Saved data entries:
===============
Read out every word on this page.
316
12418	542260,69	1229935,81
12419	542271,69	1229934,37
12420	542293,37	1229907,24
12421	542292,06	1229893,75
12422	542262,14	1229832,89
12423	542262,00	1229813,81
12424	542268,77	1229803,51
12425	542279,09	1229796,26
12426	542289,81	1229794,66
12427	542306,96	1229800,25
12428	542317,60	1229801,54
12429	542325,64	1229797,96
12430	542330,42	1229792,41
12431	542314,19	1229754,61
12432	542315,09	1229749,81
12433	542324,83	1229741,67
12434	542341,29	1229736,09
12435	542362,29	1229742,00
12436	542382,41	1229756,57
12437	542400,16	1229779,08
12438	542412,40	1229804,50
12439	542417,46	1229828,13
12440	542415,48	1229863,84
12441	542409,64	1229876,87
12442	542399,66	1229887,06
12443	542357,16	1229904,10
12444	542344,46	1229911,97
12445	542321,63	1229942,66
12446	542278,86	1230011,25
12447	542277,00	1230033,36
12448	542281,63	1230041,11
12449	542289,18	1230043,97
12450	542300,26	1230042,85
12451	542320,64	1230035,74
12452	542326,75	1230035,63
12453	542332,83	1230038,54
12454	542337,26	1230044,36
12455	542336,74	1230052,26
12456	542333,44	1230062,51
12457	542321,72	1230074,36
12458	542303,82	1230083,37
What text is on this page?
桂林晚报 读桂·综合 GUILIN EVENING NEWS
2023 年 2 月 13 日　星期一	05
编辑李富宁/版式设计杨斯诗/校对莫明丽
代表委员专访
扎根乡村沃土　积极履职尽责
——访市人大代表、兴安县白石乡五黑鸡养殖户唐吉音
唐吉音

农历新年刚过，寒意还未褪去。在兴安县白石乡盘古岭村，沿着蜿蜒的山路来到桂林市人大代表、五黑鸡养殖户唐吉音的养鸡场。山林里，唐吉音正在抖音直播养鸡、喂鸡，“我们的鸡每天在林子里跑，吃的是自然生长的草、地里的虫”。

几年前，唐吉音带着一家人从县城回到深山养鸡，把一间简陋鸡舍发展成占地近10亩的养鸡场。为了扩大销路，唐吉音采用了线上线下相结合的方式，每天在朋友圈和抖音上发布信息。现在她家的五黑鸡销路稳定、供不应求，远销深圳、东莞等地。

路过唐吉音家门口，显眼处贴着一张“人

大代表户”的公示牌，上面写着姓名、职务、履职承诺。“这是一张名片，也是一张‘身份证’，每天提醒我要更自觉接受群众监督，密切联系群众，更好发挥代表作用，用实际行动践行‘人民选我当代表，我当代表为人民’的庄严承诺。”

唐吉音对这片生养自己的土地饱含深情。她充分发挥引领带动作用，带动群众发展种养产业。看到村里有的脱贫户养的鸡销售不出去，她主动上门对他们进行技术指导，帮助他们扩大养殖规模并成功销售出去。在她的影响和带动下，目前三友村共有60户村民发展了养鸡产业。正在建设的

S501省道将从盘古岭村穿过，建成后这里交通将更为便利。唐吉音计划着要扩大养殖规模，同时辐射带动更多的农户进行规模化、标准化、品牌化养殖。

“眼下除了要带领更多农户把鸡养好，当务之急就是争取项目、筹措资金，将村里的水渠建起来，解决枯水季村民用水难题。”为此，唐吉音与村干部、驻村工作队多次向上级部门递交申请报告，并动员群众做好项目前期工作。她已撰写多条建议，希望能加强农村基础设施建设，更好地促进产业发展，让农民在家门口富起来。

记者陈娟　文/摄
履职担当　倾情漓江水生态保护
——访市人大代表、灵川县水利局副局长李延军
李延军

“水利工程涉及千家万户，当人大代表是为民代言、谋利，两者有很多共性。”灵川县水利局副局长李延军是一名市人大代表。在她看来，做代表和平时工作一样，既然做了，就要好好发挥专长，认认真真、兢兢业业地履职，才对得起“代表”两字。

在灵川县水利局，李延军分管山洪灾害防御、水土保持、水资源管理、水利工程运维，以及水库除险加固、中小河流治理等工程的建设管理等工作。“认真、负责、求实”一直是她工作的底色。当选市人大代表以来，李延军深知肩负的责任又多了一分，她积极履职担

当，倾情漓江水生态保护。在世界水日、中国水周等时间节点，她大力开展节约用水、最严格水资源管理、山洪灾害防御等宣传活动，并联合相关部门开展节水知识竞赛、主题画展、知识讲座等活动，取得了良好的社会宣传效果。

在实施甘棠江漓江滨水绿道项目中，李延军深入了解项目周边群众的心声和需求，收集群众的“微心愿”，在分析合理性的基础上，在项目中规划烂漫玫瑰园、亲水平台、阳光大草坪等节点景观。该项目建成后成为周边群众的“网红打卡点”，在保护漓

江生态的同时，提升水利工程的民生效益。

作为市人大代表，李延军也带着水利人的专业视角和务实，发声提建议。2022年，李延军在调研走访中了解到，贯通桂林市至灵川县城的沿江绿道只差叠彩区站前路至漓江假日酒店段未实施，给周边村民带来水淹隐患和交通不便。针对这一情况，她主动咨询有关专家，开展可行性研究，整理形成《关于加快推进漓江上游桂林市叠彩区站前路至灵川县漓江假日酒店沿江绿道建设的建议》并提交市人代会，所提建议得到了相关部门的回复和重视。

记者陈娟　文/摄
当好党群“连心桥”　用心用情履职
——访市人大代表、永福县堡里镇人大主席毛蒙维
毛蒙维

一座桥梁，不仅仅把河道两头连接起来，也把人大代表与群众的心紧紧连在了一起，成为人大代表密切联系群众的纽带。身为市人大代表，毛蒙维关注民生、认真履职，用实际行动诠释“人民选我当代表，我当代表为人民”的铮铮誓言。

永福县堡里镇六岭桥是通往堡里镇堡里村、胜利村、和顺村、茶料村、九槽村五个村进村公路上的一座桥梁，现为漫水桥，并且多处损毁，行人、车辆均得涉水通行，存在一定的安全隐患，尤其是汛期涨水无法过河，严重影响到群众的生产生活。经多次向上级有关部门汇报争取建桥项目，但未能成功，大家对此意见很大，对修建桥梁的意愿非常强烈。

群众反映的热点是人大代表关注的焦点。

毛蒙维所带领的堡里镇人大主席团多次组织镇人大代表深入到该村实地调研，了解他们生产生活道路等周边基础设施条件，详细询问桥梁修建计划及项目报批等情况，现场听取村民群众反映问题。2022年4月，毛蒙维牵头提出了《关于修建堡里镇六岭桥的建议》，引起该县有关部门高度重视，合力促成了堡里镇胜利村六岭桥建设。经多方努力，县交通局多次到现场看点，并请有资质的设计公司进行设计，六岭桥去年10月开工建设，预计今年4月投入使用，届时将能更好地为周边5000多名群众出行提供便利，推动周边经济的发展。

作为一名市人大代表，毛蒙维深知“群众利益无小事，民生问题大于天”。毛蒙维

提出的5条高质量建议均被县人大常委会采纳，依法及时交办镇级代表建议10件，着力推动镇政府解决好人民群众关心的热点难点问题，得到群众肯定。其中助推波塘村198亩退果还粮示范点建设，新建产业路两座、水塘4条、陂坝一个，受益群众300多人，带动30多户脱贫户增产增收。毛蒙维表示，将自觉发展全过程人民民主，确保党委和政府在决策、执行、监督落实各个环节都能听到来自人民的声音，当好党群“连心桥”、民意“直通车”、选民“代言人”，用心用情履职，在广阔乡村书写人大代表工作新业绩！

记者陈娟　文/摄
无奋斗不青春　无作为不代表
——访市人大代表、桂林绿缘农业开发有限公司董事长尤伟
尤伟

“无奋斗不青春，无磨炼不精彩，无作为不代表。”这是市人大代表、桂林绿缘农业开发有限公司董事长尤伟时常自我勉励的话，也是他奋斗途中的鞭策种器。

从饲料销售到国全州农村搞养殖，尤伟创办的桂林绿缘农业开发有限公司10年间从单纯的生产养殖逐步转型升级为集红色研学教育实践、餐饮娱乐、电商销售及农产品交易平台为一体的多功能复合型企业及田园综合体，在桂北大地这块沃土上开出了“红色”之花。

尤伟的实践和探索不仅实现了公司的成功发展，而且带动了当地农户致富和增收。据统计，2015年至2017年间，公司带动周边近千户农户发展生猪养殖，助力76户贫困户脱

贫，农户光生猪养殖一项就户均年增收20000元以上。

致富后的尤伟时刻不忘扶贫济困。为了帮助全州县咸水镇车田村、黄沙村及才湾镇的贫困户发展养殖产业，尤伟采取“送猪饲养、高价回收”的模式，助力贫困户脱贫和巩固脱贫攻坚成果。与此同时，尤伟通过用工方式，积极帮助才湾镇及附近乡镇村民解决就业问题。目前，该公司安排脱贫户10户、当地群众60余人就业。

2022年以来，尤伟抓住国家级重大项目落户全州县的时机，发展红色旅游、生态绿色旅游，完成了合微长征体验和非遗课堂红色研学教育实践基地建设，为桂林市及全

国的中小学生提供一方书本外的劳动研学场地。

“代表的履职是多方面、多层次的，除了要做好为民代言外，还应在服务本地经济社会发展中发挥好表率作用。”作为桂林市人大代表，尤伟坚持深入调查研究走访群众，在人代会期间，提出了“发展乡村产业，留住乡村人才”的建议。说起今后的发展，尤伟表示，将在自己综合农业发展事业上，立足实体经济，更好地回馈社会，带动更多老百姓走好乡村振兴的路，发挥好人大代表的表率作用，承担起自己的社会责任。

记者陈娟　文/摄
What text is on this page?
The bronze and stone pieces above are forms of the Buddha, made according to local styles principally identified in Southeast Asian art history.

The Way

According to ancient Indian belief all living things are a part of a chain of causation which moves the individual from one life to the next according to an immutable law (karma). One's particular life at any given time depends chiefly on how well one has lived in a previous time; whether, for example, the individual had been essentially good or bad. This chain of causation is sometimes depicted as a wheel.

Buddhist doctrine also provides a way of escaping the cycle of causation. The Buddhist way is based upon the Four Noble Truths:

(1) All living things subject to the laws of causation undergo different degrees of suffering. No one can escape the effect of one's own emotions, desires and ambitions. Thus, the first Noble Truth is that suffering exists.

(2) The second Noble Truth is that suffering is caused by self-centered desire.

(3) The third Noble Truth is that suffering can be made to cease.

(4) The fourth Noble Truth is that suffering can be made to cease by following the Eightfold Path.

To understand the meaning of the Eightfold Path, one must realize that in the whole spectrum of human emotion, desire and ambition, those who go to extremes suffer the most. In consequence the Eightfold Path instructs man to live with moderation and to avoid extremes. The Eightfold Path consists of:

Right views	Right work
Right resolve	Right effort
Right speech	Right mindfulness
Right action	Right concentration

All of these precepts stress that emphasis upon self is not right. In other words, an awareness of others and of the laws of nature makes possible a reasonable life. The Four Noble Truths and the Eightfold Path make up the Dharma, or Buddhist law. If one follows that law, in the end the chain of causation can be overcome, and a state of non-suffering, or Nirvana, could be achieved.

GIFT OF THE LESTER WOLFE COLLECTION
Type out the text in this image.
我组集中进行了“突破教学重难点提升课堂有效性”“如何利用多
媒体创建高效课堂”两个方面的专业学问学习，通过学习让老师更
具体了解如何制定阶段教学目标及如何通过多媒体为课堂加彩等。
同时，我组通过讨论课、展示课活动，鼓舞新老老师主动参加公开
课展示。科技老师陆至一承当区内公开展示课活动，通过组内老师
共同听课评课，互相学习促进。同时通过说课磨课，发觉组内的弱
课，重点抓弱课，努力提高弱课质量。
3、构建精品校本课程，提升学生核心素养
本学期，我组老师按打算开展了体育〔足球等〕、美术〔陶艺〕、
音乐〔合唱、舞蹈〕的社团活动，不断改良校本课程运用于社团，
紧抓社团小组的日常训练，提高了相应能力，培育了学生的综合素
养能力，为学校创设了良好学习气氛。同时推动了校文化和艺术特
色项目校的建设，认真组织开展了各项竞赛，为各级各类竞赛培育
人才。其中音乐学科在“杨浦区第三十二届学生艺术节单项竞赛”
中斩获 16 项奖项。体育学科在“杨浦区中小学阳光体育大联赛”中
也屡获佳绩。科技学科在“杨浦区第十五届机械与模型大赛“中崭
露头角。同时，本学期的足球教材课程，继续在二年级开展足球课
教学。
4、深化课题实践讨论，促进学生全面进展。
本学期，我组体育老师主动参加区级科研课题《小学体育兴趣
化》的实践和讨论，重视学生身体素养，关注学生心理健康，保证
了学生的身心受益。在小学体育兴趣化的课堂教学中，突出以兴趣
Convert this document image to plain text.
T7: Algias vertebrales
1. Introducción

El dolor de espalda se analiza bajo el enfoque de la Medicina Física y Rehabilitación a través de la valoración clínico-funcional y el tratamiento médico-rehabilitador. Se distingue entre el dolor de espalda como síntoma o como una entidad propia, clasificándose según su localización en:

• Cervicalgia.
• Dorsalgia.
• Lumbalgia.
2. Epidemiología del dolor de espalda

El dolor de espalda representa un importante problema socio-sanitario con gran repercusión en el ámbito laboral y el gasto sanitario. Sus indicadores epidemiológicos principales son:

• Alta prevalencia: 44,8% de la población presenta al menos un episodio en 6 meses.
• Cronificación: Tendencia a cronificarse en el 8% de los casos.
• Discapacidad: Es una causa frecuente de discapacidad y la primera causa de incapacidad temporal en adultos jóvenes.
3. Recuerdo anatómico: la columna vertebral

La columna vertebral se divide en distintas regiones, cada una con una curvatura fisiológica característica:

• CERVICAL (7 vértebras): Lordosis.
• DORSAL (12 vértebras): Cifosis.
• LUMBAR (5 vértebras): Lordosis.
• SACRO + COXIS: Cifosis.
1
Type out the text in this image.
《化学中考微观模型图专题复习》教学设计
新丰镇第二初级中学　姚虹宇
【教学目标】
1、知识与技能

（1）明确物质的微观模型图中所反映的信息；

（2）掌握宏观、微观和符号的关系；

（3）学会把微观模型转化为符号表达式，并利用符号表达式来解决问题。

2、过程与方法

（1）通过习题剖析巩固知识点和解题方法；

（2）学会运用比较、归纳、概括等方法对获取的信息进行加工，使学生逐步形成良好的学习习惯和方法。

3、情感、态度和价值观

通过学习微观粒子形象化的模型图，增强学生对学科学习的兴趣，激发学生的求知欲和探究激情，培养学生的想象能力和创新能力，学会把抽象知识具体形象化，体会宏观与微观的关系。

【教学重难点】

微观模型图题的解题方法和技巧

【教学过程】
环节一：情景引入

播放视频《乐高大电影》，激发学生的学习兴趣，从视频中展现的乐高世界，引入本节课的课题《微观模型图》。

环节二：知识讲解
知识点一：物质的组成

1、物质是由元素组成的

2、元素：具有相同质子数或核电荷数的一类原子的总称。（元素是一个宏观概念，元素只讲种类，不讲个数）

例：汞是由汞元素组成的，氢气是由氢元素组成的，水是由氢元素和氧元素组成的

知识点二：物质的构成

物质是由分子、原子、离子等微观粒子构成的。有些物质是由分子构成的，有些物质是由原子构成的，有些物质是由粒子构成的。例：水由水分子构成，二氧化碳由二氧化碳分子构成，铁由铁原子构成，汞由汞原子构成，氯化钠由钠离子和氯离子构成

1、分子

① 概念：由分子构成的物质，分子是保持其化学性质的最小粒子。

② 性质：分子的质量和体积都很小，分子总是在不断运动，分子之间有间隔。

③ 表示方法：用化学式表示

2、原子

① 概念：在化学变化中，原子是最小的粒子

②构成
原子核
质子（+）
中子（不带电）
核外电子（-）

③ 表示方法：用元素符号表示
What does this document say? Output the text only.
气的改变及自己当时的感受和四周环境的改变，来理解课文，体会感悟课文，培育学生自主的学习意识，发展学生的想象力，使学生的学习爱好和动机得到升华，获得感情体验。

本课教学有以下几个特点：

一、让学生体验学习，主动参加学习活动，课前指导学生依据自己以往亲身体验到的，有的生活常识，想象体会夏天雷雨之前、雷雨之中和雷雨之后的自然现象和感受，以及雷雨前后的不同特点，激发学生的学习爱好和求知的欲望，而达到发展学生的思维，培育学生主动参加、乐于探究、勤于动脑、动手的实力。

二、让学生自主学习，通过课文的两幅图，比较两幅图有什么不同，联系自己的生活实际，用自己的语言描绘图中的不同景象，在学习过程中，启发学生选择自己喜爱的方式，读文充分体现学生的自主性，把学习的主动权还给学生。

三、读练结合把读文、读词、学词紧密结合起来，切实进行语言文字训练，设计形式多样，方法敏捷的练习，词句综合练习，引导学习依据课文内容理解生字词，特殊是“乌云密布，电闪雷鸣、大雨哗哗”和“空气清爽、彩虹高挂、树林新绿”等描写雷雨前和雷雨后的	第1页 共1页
===============
**What you will do**
Your task is to reproduce, exactly and exclusively, the lines from the one holding "What does this" through the final line of the listing.

**Problem solution**
What does this document say? Output the text only.
气的改变及自己当时的感受和四周环境的改变，来理解课文，体会感悟课文，培育学生自主的学习意识，发展学生的想象力，使学生的学习爱好和动机得到升华，获得感情体验。

本课教学有以下几个特点：

一、让学生体验学习，主动参加学习活动，课前指导学生依据自己以往亲身体验到的，有的生活常识，想象体会夏天雷雨之前、雷雨之中和雷雨之后的自然现象和感受，以及雷雨前后的不同特点，激发学生的学习爱好和求知的欲望，而达到发展学生的思维，培育学生主动参加、乐于探究、勤于动脑、动手的实力。

二、让学生自主学习，通过课文的两幅图，比较两幅图有什么不同，联系自己的生活实际，用自己的语言描绘图中的不同景象，在学习过程中，启发学生选择自己喜爱的方式，读文充分体现学生的自主性，把学习的主动权还给学生。

三、读练结合把读文、读词、学词紧密结合起来，切实进行语言文字训练，设计形式多样，方法敏捷的练习，词句综合练习，引导学习依据课文内容理解生字词，特殊是“乌云密布，电闪雷鸣、大雨哗哗”和“空气清爽、彩虹高挂、树林新绿”等描写雷雨前和雷雨后的	第1页 共1页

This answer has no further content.